>> Start STORED RECORDS

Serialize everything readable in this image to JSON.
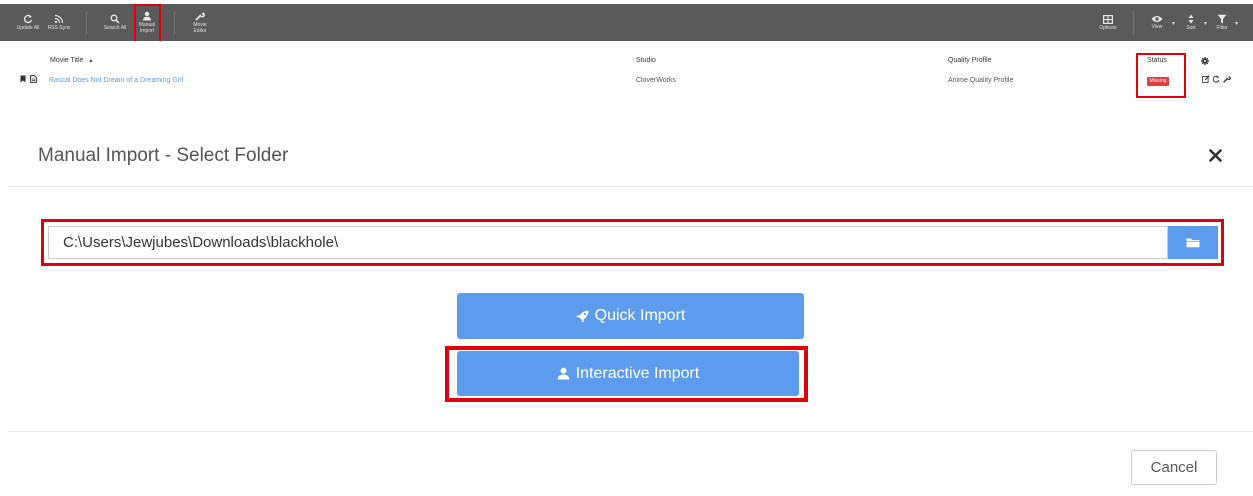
{
  "toolbar": {
    "update_all": "Update All",
    "rss_sync": "RSS Sync",
    "search_all": "Search All",
    "manual_import": "Manual\nImport",
    "movie_editor": "Movie\nEditor",
    "options": "Options",
    "view": "View",
    "sort": "Sort",
    "filter": "Filter"
  },
  "table": {
    "headers": {
      "title": "Movie Title",
      "title_sort": "▲",
      "studio": "Studio",
      "quality": "Quality Profile",
      "status": "Status"
    },
    "rows": [
      {
        "title": "Rascal Does Not Dream of a Dreaming Girl",
        "studio": "CloverWorks",
        "quality_profile": "Anime Quality Profile",
        "status": "Missing"
      }
    ]
  },
  "modal": {
    "title": "Manual Import - Select Folder",
    "path_value": "C:\\Users\\Jewjubes\\Downloads\\blackhole\\",
    "quick_import": "Quick Import",
    "interactive_import": "Interactive Import",
    "cancel": "Cancel"
  },
  "colors": {
    "accent": "#5d9cec",
    "toolbar_bg": "#5a5a5a",
    "missing": "#e23e3e",
    "highlight": "#e0000c"
  }
}
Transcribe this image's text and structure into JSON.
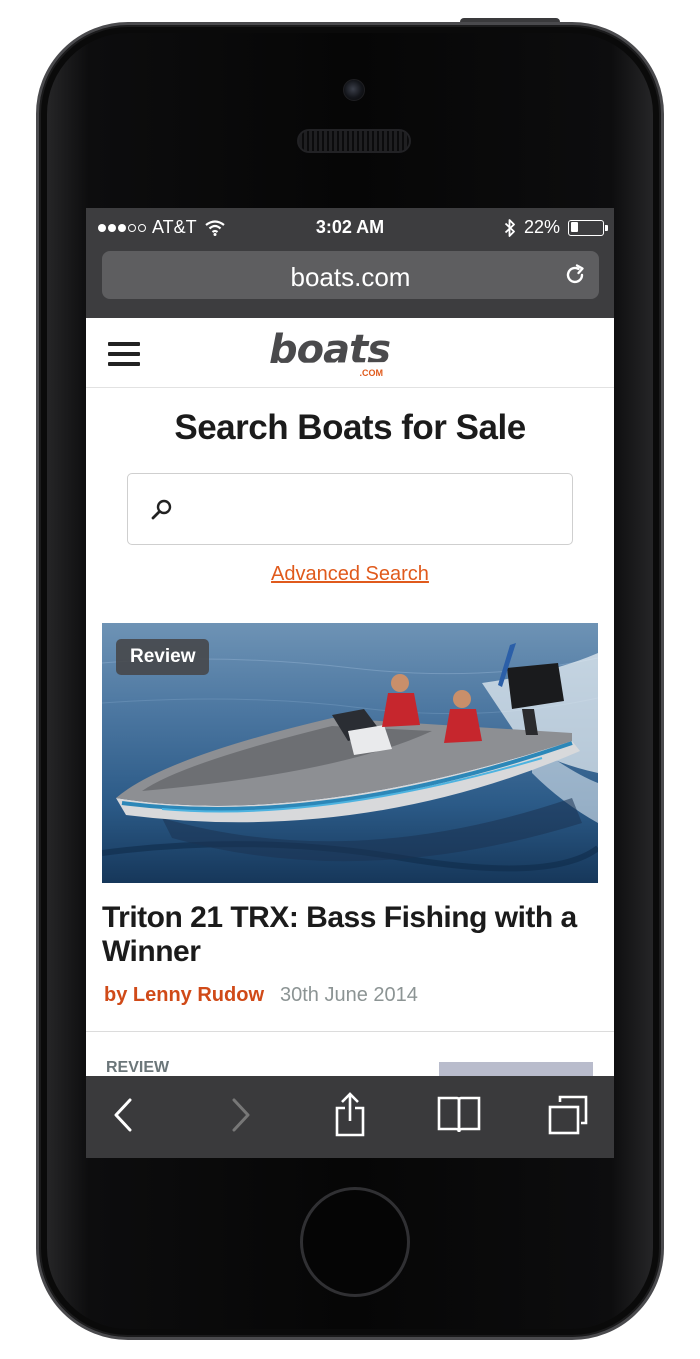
{
  "status_bar": {
    "carrier": "AT&T",
    "time": "3:02 AM",
    "battery": "22%",
    "battery_level": 0.22,
    "signal_bars_filled": 3,
    "signal_bars_total": 5
  },
  "browser": {
    "url": "boats.com"
  },
  "site": {
    "logo_text": "boats",
    "logo_tld": ".COM",
    "accent_color": "#e05a1c"
  },
  "search": {
    "title": "Search Boats for Sale",
    "placeholder": "",
    "advanced_link": "Advanced Search"
  },
  "article": {
    "badge": "Review",
    "title": "Triton 21 TRX: Bass Fishing with a Winner",
    "author": "by Lenny Rudow",
    "date": "30th June 2014"
  },
  "next_article": {
    "category": "REVIEW"
  },
  "toolbar": {
    "icons": [
      "back-icon",
      "forward-icon",
      "share-icon",
      "bookmarks-icon",
      "tabs-icon"
    ]
  }
}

>> End STORED RECORDS

- WORK TO DO:
Return from the data every line that holds "this".

- EXERCISE RESPONSE:
Serialize everything readable in this image to JSON.
Transcribe this image's text and structure into JSON.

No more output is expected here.